_Exercise prompt_: Take each line containing the word "this" and copy it.

_Stored data_:
——

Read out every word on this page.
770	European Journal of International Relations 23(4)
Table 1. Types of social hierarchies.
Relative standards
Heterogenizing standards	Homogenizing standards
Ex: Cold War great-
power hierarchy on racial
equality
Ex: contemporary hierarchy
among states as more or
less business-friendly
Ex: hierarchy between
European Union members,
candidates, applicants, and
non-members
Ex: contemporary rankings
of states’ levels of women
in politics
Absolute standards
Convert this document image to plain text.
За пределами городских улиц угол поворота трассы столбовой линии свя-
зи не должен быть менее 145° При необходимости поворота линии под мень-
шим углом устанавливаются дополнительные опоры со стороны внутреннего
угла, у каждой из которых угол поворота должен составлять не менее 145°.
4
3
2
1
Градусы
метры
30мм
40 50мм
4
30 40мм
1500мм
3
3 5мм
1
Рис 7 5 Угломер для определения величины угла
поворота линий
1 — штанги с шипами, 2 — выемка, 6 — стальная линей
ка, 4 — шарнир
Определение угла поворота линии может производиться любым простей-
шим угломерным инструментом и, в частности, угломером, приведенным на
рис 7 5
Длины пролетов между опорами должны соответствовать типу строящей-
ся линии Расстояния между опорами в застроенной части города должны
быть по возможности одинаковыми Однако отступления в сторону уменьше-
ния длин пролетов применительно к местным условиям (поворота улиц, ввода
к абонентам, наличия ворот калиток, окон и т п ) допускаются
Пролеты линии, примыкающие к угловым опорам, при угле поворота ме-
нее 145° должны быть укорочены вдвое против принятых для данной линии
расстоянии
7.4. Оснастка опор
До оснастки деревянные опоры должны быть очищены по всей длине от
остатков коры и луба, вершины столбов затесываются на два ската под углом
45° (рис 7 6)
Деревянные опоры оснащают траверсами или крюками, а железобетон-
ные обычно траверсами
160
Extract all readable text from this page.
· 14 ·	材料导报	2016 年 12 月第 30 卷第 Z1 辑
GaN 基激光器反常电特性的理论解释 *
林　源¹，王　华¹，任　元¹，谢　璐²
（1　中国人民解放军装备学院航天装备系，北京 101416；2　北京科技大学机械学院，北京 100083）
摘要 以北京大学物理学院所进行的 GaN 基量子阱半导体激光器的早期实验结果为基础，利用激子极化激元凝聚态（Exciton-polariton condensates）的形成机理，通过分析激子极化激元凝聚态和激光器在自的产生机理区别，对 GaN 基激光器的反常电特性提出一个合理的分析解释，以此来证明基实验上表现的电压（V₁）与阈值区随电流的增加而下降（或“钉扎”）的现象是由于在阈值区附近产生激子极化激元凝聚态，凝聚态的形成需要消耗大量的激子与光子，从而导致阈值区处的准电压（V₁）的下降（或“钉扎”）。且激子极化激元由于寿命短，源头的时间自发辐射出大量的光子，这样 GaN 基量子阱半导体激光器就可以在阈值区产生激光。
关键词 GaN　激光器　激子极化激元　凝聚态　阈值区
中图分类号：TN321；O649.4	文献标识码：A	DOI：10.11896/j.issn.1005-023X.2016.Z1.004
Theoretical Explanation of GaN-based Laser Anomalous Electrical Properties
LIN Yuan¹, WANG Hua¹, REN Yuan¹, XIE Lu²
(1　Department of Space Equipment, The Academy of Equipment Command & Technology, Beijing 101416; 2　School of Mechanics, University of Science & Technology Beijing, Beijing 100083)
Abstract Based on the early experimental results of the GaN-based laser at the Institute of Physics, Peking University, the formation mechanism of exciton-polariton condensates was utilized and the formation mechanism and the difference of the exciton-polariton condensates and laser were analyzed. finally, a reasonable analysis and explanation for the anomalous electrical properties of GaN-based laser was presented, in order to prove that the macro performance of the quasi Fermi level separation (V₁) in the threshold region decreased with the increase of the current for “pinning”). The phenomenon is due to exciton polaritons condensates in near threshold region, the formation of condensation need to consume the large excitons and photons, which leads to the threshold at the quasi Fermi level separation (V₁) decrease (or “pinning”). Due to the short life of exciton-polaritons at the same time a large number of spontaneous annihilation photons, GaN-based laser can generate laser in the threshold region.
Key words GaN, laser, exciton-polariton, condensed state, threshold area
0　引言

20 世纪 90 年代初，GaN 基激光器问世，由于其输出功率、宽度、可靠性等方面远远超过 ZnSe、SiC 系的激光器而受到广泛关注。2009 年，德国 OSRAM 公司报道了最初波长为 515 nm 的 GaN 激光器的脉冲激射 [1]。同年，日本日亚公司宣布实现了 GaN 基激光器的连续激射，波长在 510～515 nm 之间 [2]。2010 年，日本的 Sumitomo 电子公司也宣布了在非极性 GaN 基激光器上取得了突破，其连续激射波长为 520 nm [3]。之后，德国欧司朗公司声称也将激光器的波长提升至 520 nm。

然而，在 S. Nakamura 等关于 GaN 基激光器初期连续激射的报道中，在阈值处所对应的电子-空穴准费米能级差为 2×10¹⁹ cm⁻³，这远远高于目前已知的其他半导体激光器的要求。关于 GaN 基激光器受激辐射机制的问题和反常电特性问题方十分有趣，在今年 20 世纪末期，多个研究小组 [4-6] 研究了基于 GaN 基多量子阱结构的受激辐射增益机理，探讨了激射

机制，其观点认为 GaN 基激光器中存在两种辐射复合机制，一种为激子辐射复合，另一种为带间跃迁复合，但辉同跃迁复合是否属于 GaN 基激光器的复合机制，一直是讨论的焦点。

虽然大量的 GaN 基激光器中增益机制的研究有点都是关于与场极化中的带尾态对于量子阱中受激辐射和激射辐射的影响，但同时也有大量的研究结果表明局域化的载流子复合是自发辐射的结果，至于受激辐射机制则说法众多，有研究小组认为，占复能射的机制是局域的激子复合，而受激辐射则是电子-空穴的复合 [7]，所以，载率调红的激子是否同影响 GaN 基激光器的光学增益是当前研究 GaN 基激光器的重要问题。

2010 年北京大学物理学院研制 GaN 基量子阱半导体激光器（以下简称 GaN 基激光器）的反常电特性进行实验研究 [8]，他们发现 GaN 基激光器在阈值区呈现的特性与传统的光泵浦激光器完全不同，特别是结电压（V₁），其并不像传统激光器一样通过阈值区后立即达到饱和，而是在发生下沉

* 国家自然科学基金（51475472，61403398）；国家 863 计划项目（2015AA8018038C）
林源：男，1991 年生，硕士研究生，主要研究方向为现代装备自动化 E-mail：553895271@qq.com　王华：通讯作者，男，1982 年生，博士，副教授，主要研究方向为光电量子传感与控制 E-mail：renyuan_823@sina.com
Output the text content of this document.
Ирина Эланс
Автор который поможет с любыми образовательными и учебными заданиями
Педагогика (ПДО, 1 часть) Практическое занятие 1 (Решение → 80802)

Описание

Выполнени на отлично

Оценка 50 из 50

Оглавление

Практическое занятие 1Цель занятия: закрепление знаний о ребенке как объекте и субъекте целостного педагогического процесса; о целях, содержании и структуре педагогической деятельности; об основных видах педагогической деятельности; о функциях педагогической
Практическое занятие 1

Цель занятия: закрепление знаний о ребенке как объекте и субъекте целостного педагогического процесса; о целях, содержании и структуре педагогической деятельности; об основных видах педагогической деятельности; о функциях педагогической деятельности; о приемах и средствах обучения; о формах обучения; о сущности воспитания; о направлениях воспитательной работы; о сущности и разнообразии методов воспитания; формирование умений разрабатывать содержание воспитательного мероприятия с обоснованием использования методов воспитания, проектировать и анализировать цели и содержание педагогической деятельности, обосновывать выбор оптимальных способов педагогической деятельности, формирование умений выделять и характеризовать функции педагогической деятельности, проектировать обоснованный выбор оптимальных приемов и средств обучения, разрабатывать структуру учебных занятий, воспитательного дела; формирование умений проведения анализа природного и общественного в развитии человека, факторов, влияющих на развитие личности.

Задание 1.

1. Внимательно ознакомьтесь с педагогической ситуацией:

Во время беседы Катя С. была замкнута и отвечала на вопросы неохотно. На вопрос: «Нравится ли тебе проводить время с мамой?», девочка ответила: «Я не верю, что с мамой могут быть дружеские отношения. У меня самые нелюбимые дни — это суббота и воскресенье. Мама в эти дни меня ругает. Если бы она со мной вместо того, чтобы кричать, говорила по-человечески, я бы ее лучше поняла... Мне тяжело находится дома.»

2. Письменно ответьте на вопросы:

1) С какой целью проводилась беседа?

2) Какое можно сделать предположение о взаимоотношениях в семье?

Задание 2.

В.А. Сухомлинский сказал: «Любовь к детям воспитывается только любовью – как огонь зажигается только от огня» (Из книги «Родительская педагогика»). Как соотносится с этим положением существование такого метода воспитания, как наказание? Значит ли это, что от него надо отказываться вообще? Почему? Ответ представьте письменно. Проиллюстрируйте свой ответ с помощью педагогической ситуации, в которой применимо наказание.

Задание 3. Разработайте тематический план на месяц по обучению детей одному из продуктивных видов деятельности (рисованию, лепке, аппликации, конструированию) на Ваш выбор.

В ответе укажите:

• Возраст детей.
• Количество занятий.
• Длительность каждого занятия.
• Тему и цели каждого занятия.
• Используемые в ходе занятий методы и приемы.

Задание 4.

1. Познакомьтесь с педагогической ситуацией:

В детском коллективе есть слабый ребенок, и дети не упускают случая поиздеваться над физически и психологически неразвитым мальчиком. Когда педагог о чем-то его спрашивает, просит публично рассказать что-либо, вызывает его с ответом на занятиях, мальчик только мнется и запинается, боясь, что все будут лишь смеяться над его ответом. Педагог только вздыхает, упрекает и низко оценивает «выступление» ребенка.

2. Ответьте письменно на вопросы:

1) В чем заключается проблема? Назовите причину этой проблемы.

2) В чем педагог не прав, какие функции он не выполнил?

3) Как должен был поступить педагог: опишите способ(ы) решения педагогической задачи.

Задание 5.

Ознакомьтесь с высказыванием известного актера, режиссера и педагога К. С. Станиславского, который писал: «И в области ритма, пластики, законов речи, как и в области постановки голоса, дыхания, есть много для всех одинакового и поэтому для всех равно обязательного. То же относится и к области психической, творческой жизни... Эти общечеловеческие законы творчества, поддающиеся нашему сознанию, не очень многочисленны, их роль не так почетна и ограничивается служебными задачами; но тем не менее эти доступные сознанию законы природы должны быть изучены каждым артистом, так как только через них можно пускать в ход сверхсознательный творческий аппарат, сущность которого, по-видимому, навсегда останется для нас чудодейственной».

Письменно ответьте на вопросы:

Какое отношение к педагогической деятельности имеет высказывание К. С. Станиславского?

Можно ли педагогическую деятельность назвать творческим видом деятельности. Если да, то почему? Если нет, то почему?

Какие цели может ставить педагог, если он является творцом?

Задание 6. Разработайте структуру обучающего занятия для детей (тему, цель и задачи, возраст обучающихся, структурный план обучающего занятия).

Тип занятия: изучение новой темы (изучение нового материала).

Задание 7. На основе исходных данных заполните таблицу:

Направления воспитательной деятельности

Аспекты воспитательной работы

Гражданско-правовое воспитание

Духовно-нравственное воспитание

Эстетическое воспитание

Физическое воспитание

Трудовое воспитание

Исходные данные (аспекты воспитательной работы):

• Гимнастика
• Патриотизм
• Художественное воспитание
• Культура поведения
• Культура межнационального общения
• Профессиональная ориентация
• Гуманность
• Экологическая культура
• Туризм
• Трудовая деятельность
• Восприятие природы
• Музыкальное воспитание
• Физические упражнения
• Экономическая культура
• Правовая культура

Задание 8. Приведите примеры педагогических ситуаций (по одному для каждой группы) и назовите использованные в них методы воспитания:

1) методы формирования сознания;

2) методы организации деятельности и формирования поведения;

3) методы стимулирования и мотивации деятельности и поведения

——

_Exercise response_:
Read out every word on this page.
Convert this document image to plain text.
Extract all readable text from this page.
Output the text content of this document.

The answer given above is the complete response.